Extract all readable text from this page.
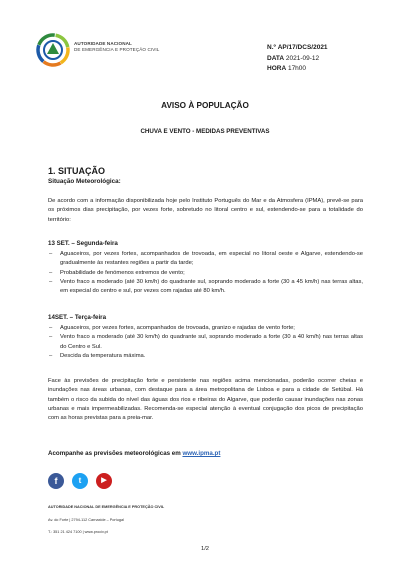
AUTORIDADE NACIONAL
DE EMERGÊNCIA E PROTEÇÃO CIVIL	N.º AP/17/DCS/2021
DATA 2021-09-12
HORA 17h00
AVISO À POPULAÇÃO
CHUVA E VENTO - MEDIDAS PREVENTIVAS
1. SITUAÇÃO
Situação Meteorológica:
De acordo com a informação disponibilizada hoje pelo Instituto Português do Mar e da Atmosfera (IPMA), prevê-se para os próximos dias precipitação, por vezes forte, sobretudo no litoral centro e sul, estendendo-se para a totalidade do território:
13 SET. – Segunda-feira
– Aguaceiros, por vezes fortes, acompanhados de trovoada, em especial no litoral oeste e Algarve, estendendo-se gradualmente às restantes regiões a partir da tarde;
– Probabilidade de fenómenos extremos de vento;
– Vento fraco a moderado (até 30 km/h) do quadrante sul, soprando moderado a forte (30 a 45 km/h) nas terras altas, em especial do centro e sul, por vezes com rajadas até 80 km/h.
14SET. – Terça-feira
– Aguaceiros, por vezes fortes, acompanhados de trovoada, granizo e rajadas de vento forte;
– Vento fraco a moderado (até 30 km/h) do quadrante sul, soprando moderado a forte (30 a 40 km/h) nas terras altas do Centro e Sul.
– Descida da temperatura máxima.
Face às previsões de precipitação forte e persistente nas regiões acima mencionadas, poderão ocorrer cheias e inundações nas áreas urbanas, com destaque para a área metropolitana de Lisboa e para a cidade de Setúbal. Há também o risco da subida do nível das águas dos rios e ribeiras do Algarve, que poderão causar inundações nas zonas urbanas e mais impermeabilizadas. Recomenda-se especial atenção à eventual conjugação dos picos de precipitação com as horas previstas para a preia-mar.
Acompanhe as previsões meteorológicas em www.ipma.pt
f	t	▶
AUTORIDADE NACIONAL DE EMERGÊNCIA E PROTEÇÃO CIVIL
Av. do Forte | 2794-112 Carnaxide – Portugal
T.: 351 21 424 7100 | www.prociv.pt
1/2
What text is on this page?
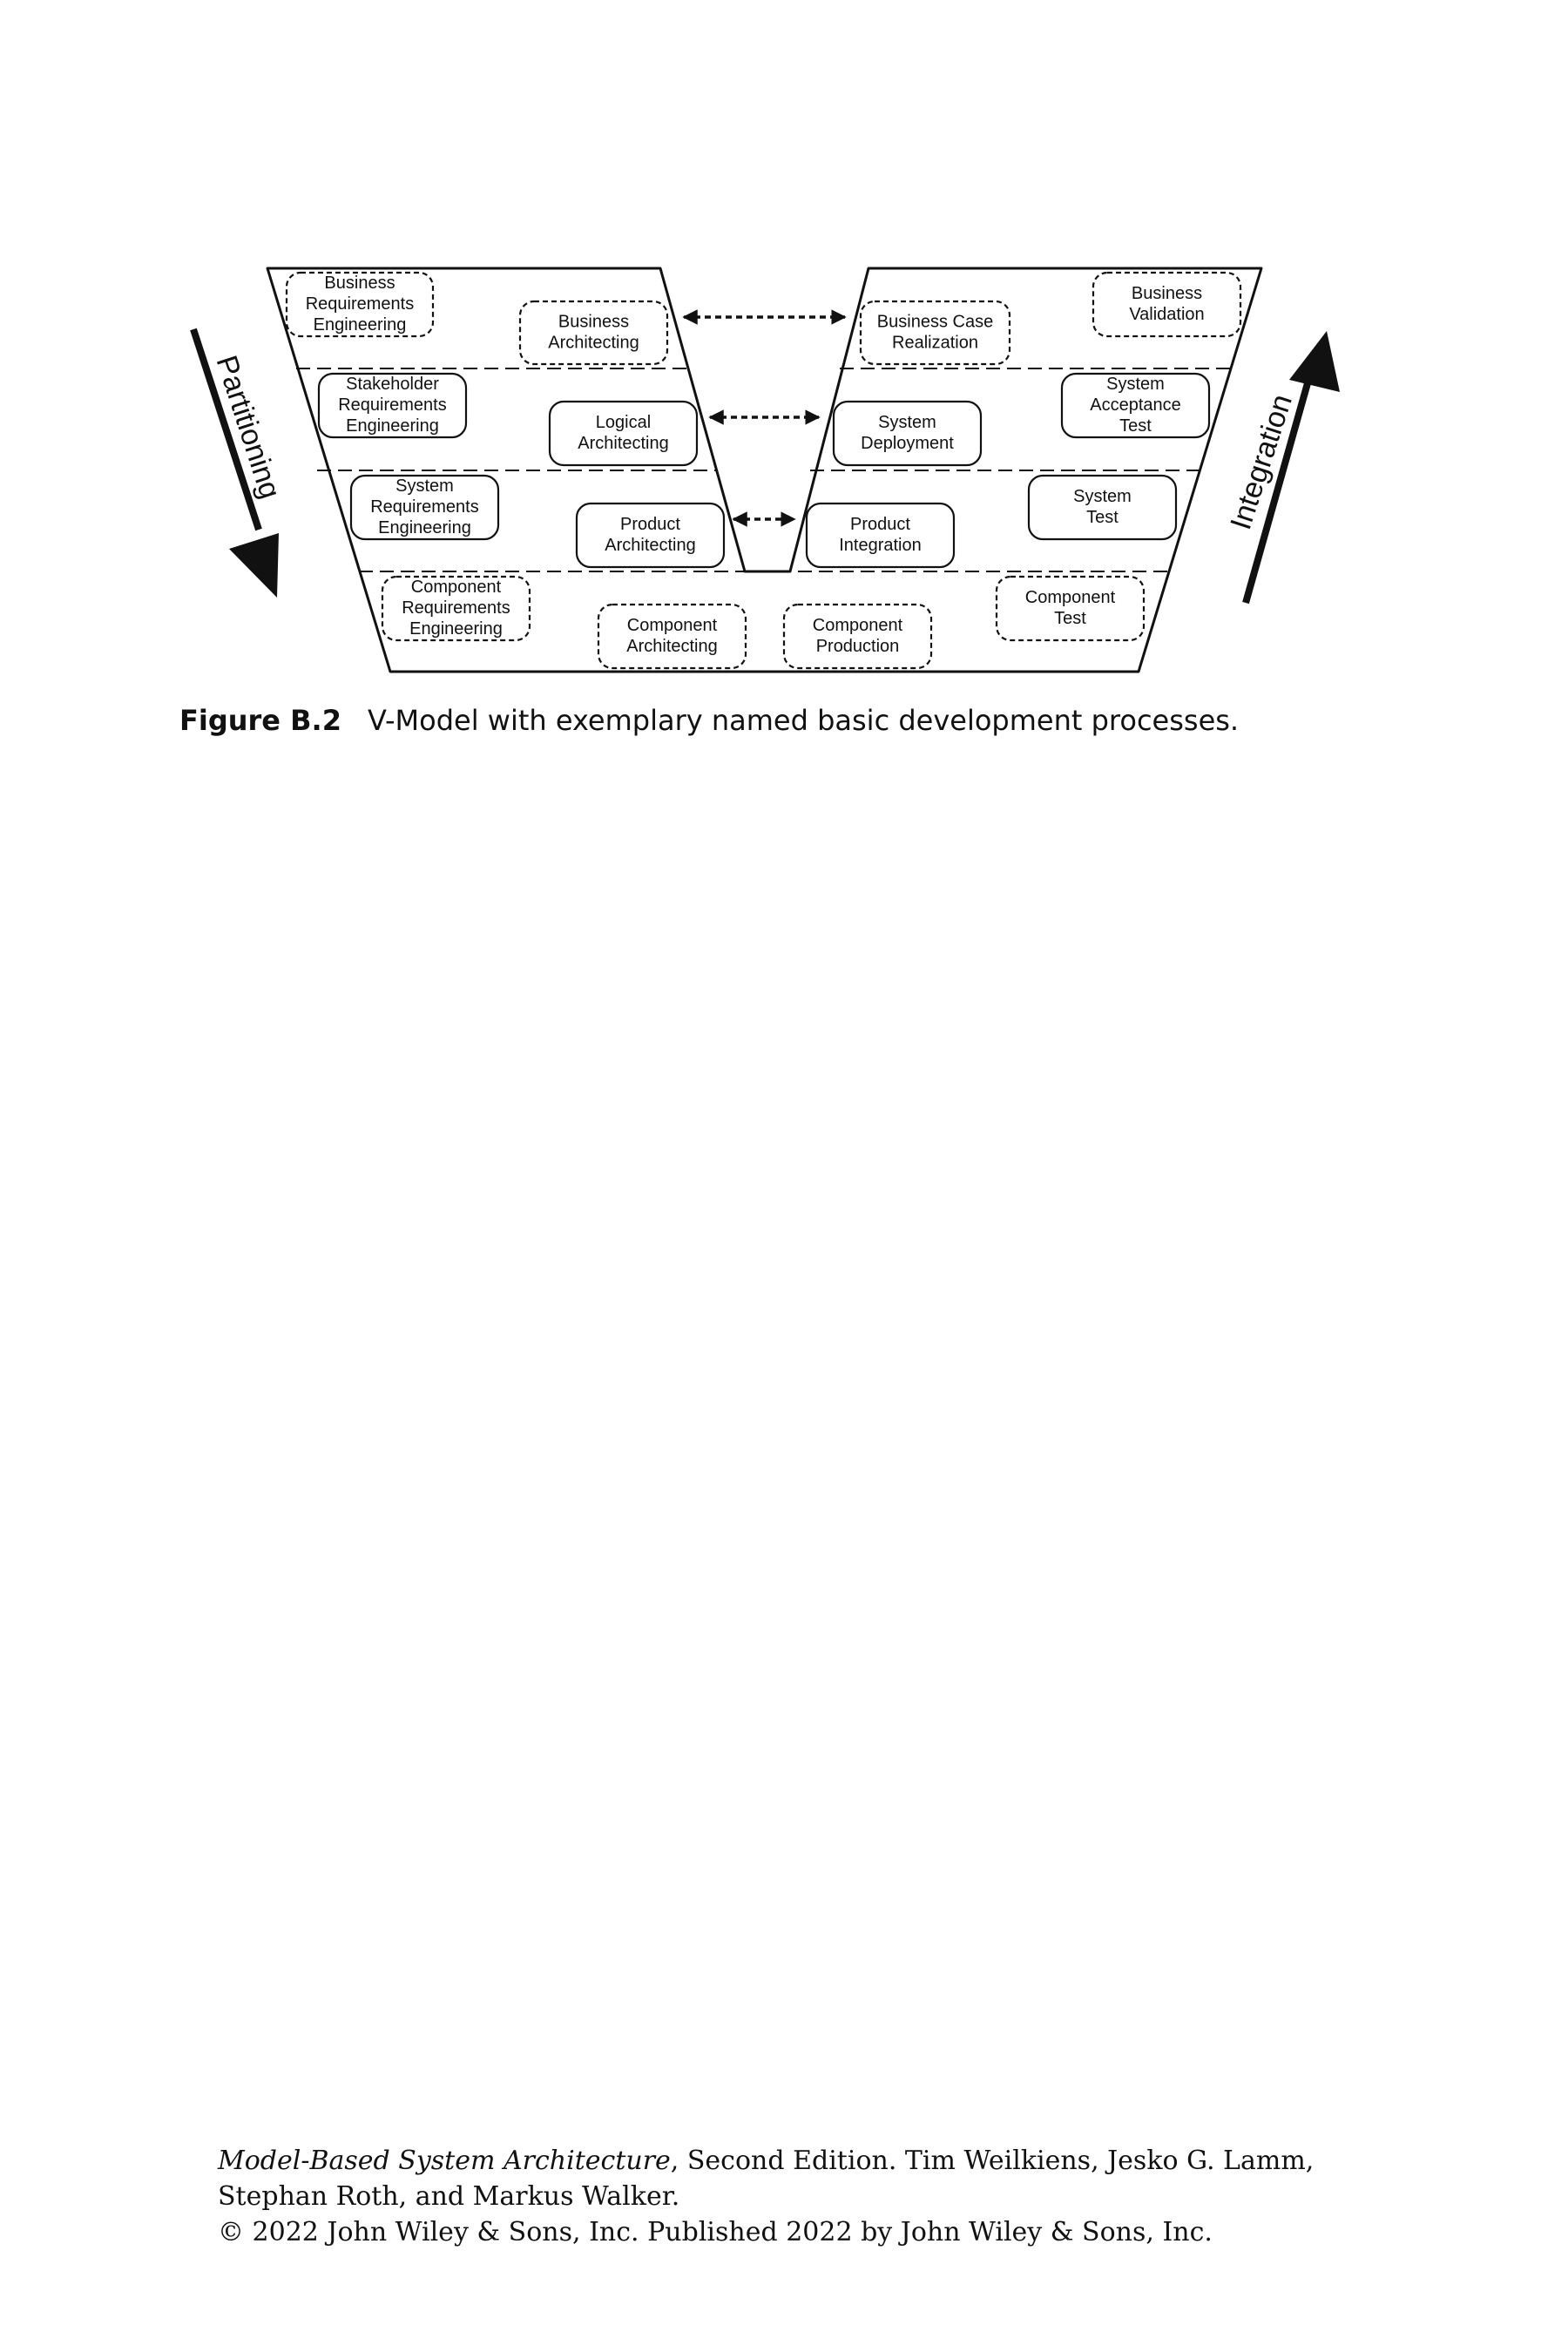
Partitioning	Integration
Business
Requirements
Engineering	Business
Architecting
Business Case
Realization
Business
Validation
Stakeholder
Requirements
Engineering	Logical
Architecting
System
Deployment
System
Acceptance
Test
System
Requirements
Engineering	Product
Architecting
Product
Integration
System
Test
Component
Requirements
Engineering	Component
Architecting
Component
Production
Component
Test
Figure B.2 V-Model with exemplary named basic development processes.
Model-Based System Architecture, Second Edition. Tim Weilkiens, Jesko G. Lamm,
Stephan Roth, and Markus Walker.
© 2022 John Wiley & Sons, Inc. Published 2022 by John Wiley & Sons, Inc.
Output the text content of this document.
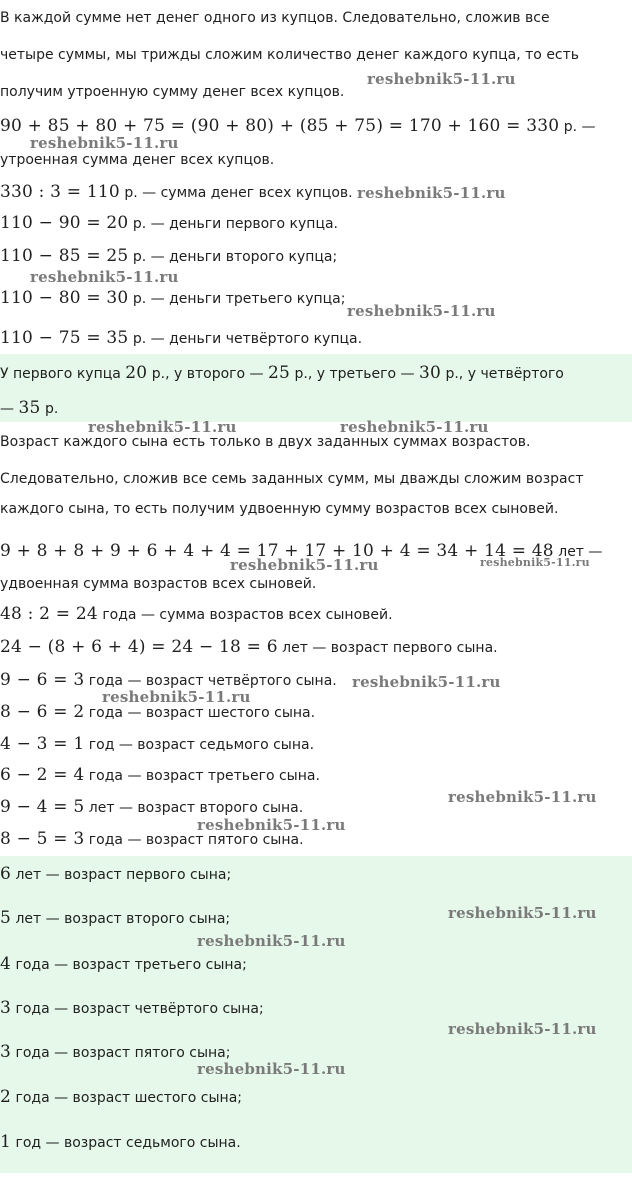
В каждой сумме нет денег одного из купцов. Следовательно, сложив все

четыре суммы, мы трижды сложим количество денег каждого купца, то есть

получим утроенную сумму денег всех купцов.

90 + 85 + 80 + 75 = (90 + 80) + (85 + 75) = 170 + 160 = 330 р. —

утроенная сумма денег всех купцов.

330 : 3 = 110 р. — сумма денег всех купцов.

110 − 90 = 20 р. — деньги первого купца.

110 − 85 = 25 р. — деньги второго купца;

110 − 80 = 30 р. — деньги третьего купца;

110 − 75 = 35 р. — деньги четвёртого купца.

У первого купца 20 р., у второго — 25 р., у третьего — 30 р., у четвёртого

— 35 р.

Возраст каждого сына есть только в двух заданных суммах возрастов.

Следовательно, сложив все семь заданных сумм, мы дважды сложим возраст

каждого сына, то есть получим удвоенную сумму возрастов всех сыновей.

9 + 8 + 8 + 9 + 6 + 4 + 4 = 17 + 17 + 10 + 4 = 34 + 14 = 48 лет —

удвоенная сумма возрастов всех сыновей.

48 : 2 = 24 года — сумма возрастов всех сыновей.

24 − (8 + 6 + 4) = 24 − 18 = 6 лет — возраст первого сына.

9 − 6 = 3 года — возраст четвёртого сына.

8 − 6 = 2 года — возраст шестого сына.

4 − 3 = 1 год — возраст седьмого сына.

6 − 2 = 4 года — возраст третьего сына.

9 − 4 = 5 лет — возраст второго сына.

8 − 5 = 3 года — возраст пятого сына.

6 лет — возраст первого сына;

5 лет — возраст второго сына;

4 года — возраст третьего сына;

3 года — возраст четвёртого сына;

3 года — возраст пятого сына;

2 года — возраст шестого сына;

1 год — возраст седьмого сына.

reshebnik5-11.ru
reshebnik5-11.ru
reshebnik5-11.ru
reshebnik5-11.ru
reshebnik5-11.ru
reshebnik5-11.ru	reshebnik5-11.ru
reshebnik5-11.ru	reshebnik5-11.ru
reshebnik5-11.ru
reshebnik5-11.ru
reshebnik5-11.ru
reshebnik5-11.ru
reshebnik5-11.ru
reshebnik5-11.ru
reshebnik5-11.ru
reshebnik5-11.ru
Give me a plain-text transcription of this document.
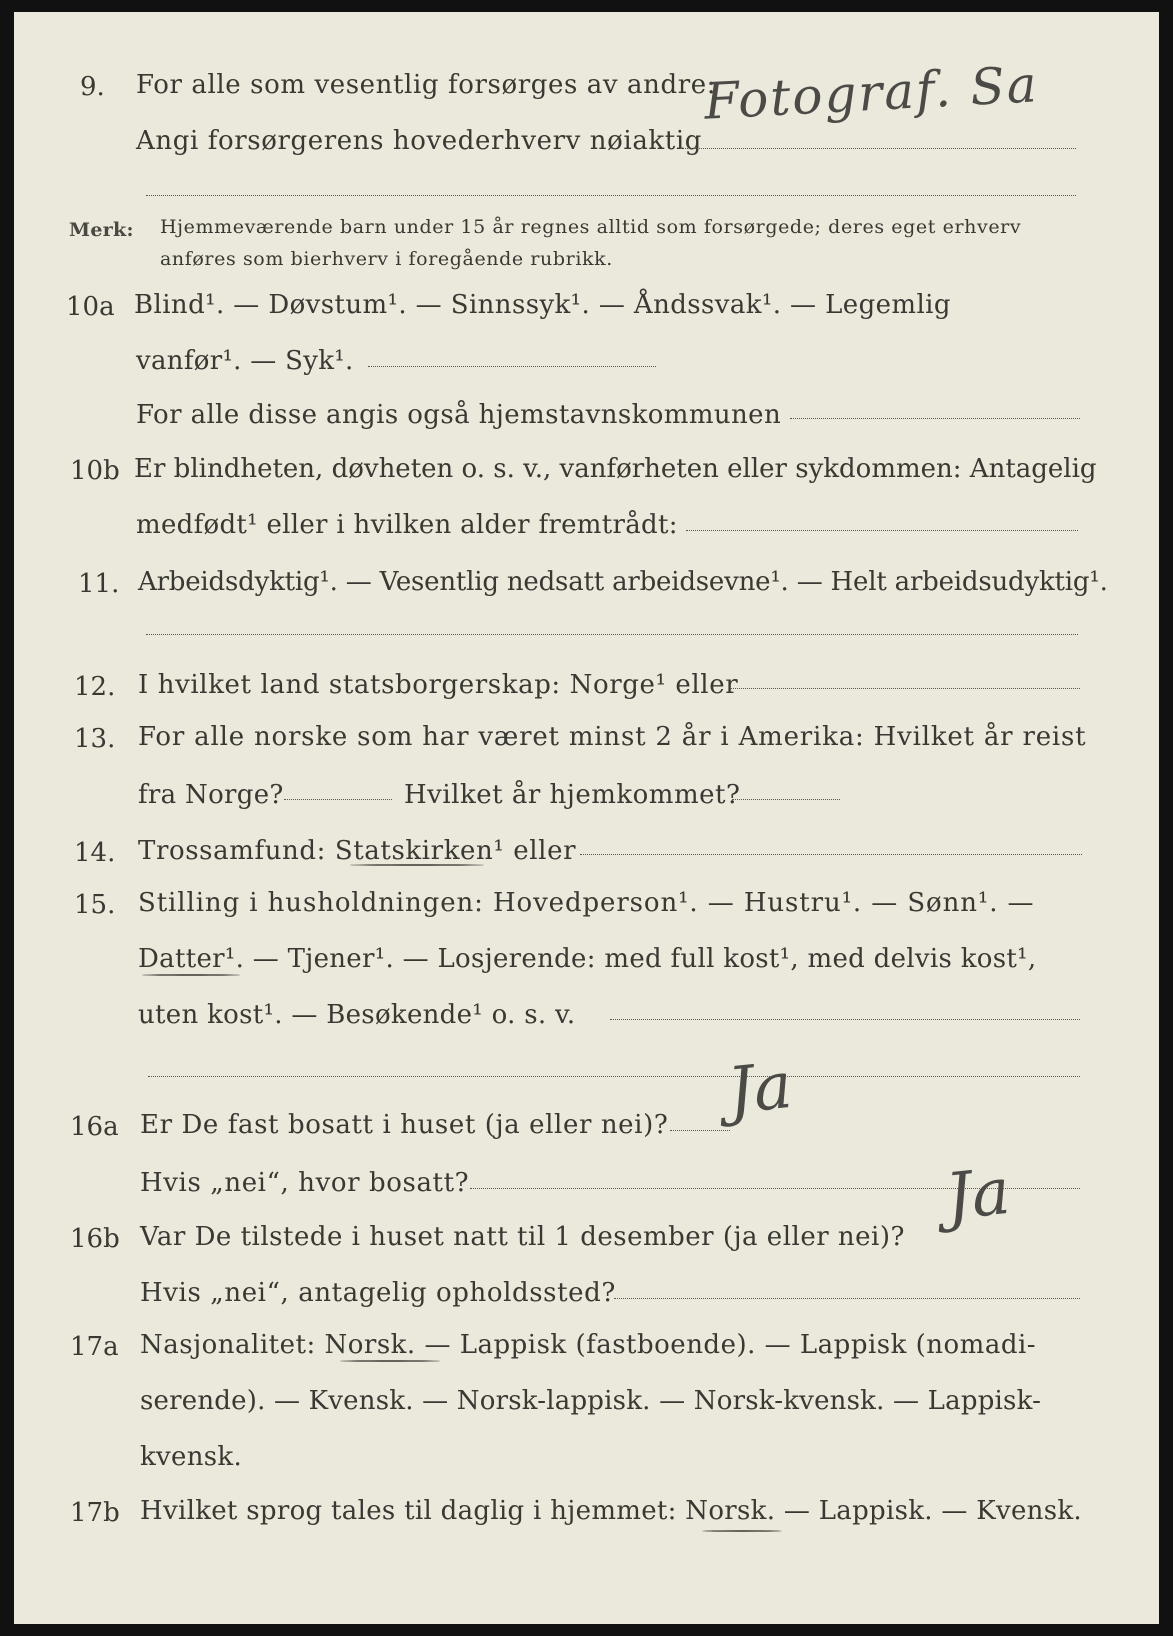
9. For alle som vesentlig forsørges av andre:
Angi forsørgerens hovederhverv nøiaktig
Fotograf. Sa
Merk: Hjemmeværende barn under 15 år regnes alltid som forsørgede; deres eget erhverv
anføres som bierhverv i foregående rubrikk.
10a Blind¹. — Døvstum¹. — Sinnssyk¹. — Åndssvak¹. — Legemlig
vanfør¹. — Syk¹.
For alle disse angis også hjemstavnskommunen
10b Er blindheten, døvheten o. s. v., vanførheten eller sykdommen: Antagelig
medfødt¹ eller i hvilken alder fremtrådt:
11. Arbeidsdyktig¹. — Vesentlig nedsatt arbeidsevne¹. — Helt arbeidsudyktig¹.
12. I hvilket land statsborgerskap: Norge¹ eller
13. For alle norske som har været minst 2 år i Amerika: Hvilket år reist
fra Norge?	Hvilket år hjemkommet?
14. Trossamfund: Statskirken¹ eller
15. Stilling i husholdningen: Hovedperson¹. — Hustru¹. — Sønn¹. —
Datter¹. — Tjener¹. — Losjerende: med full kost¹, med delvis kost¹,
uten kost¹. — Besøkende¹ o. s. v.
16a Er De fast bosatt i huset (ja eller nei)? Ja
Hvis „nei“, hvor bosatt?
16b Var De tilstede i huset natt til 1 desember (ja eller nei)?
Ja
Hvis „nei“, antagelig opholdssted?
17a Nasjonalitet: Norsk. — Lappisk (fastboende). — Lappisk (nomadi-
serende). — Kvensk. — Norsk-lappisk. — Norsk-kvensk. — Lappisk-
kvensk.
17b Hvilket sprog tales til daglig i hjemmet: Norsk. — Lappisk. — Kvensk.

################

State only the count of lines above that hold the string "NACIONAL".

EXERCISE OUTPUT. 2